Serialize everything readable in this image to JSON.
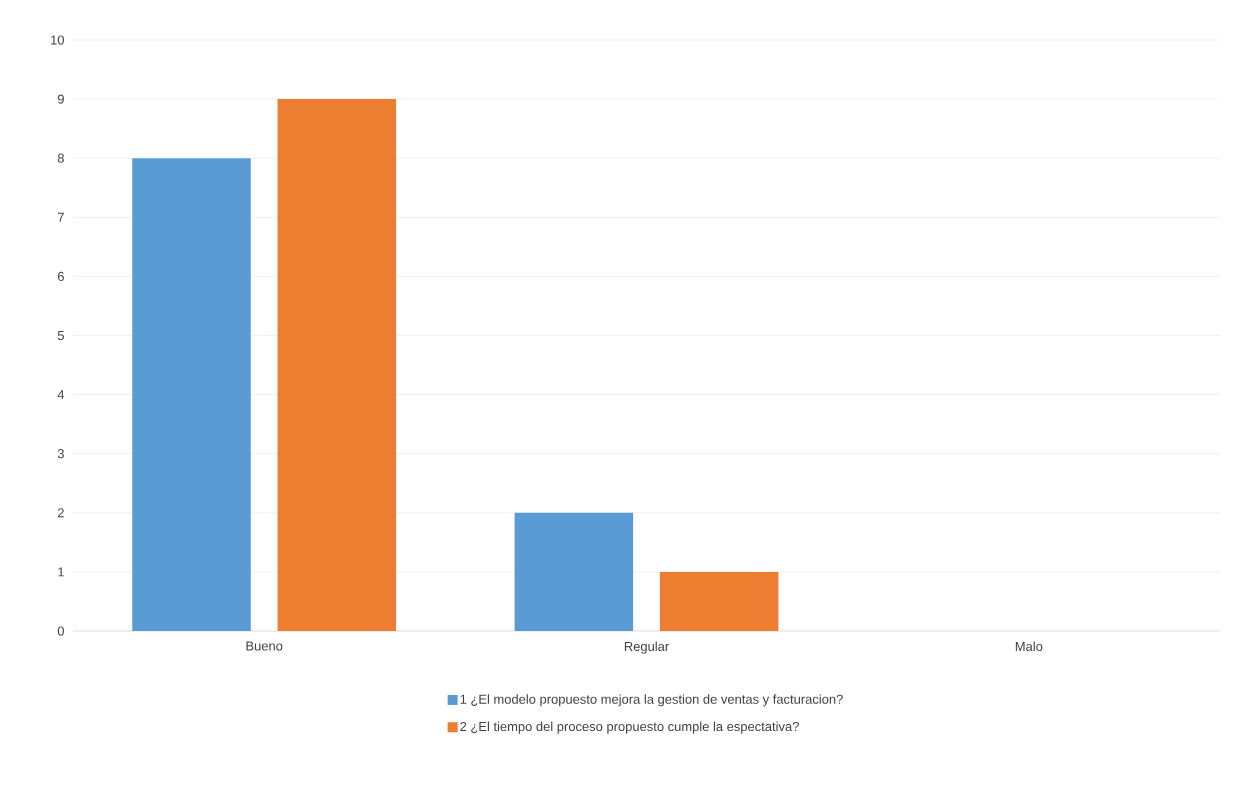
{
  "chart_data": {
    "type": "bar",
    "categories": [
      "Bueno",
      "Regular",
      "Malo"
    ],
    "series": [
      {
        "name": "1 ¿El modelo propuesto mejora la gestion de ventas y facturacion?",
        "color": "#5b9bd5",
        "values": [
          8,
          2,
          0
        ]
      },
      {
        "name": "2 ¿El tiempo del proceso propuesto cumple la espectativa?",
        "color": "#ed7d31",
        "values": [
          9,
          1,
          0
        ]
      }
    ],
    "ylim": [
      0,
      10
    ],
    "yticks": [
      0,
      1,
      2,
      3,
      4,
      5,
      6,
      7,
      8,
      9,
      10
    ],
    "grid": "y",
    "legend": "bottom"
  }
}
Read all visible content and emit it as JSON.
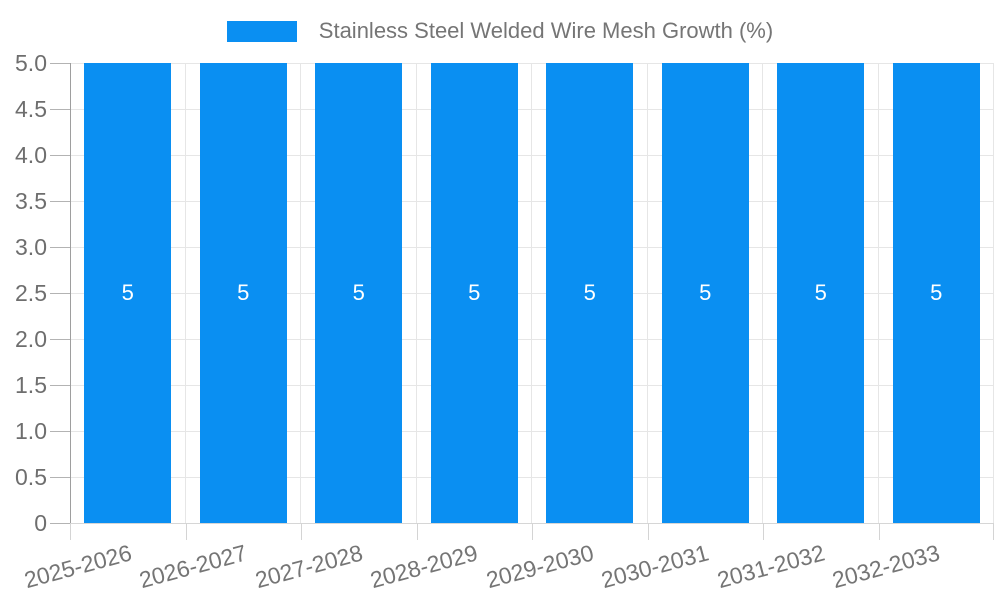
{
  "chart_data": {
    "type": "bar",
    "legend": {
      "label": "Stainless Steel Welded Wire Mesh Growth (%)",
      "position": "top"
    },
    "categories": [
      "2025-2026",
      "2026-2027",
      "2027-2028",
      "2028-2029",
      "2029-2030",
      "2030-2031",
      "2031-2032",
      "2032-2033"
    ],
    "values": [
      5,
      5,
      5,
      5,
      5,
      5,
      5,
      5
    ],
    "bar_labels": [
      "5",
      "5",
      "5",
      "5",
      "5",
      "5",
      "5",
      "5"
    ],
    "y_tick_labels": [
      "5.0",
      "4.5",
      "4.0",
      "3.5",
      "3.0",
      "2.5",
      "2.0",
      "1.5",
      "1.0",
      "0.5",
      "0"
    ],
    "ylim": [
      0,
      5
    ],
    "xlabel": "",
    "ylabel": "",
    "grid": true,
    "colors": {
      "bar": "#0a8ff2",
      "bar_label": "#ffffff",
      "legend_text": "#757575",
      "axis_text": "#6e6e6e",
      "gridline": "#e6e6e6",
      "axis_line": "#9e9e9e"
    }
  }
}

Exercise => Write the records out once more, exactly as they appear, with no pictures.

Result of the task =>
Serialize everything readable in this image to JSON.
{
  "chart_data": {
    "type": "bar",
    "categories": [
      "Bueno",
      "Regular",
      "Malo"
    ],
    "series": [
      {
        "name": "1 ¿El modelo propuesto mejora la gestion de ventas y facturacion?",
        "color": "#5b9bd5",
        "values": [
          8,
          2,
          0
        ]
      },
      {
        "name": "2 ¿El tiempo del proceso propuesto cumple la espectativa?",
        "color": "#ed7d31",
        "values": [
          9,
          1,
          0
        ]
      }
    ],
    "ylim": [
      0,
      10
    ],
    "yticks": [
      0,
      1,
      2,
      3,
      4,
      5,
      6,
      7,
      8,
      9,
      10
    ],
    "grid": "y",
    "legend": "bottom"
  }
}
Read all visible content and emit it as JSON.
{
  "chart_data": {
    "type": "bar",
    "legend": {
      "label": "Stainless Steel Welded Wire Mesh Growth (%)",
      "position": "top"
    },
    "categories": [
      "2025-2026",
      "2026-2027",
      "2027-2028",
      "2028-2029",
      "2029-2030",
      "2030-2031",
      "2031-2032",
      "2032-2033"
    ],
    "values": [
      5,
      5,
      5,
      5,
      5,
      5,
      5,
      5
    ],
    "bar_labels": [
      "5",
      "5",
      "5",
      "5",
      "5",
      "5",
      "5",
      "5"
    ],
    "y_tick_labels": [
      "5.0",
      "4.5",
      "4.0",
      "3.5",
      "3.0",
      "2.5",
      "2.0",
      "1.5",
      "1.0",
      "0.5",
      "0"
    ],
    "ylim": [
      0,
      5
    ],
    "xlabel": "",
    "ylabel": "",
    "grid": true,
    "colors": {
      "bar": "#0a8ff2",
      "bar_label": "#ffffff",
      "legend_text": "#757575",
      "axis_text": "#6e6e6e",
      "gridline": "#e6e6e6",
      "axis_line": "#9e9e9e"
    }
  }
}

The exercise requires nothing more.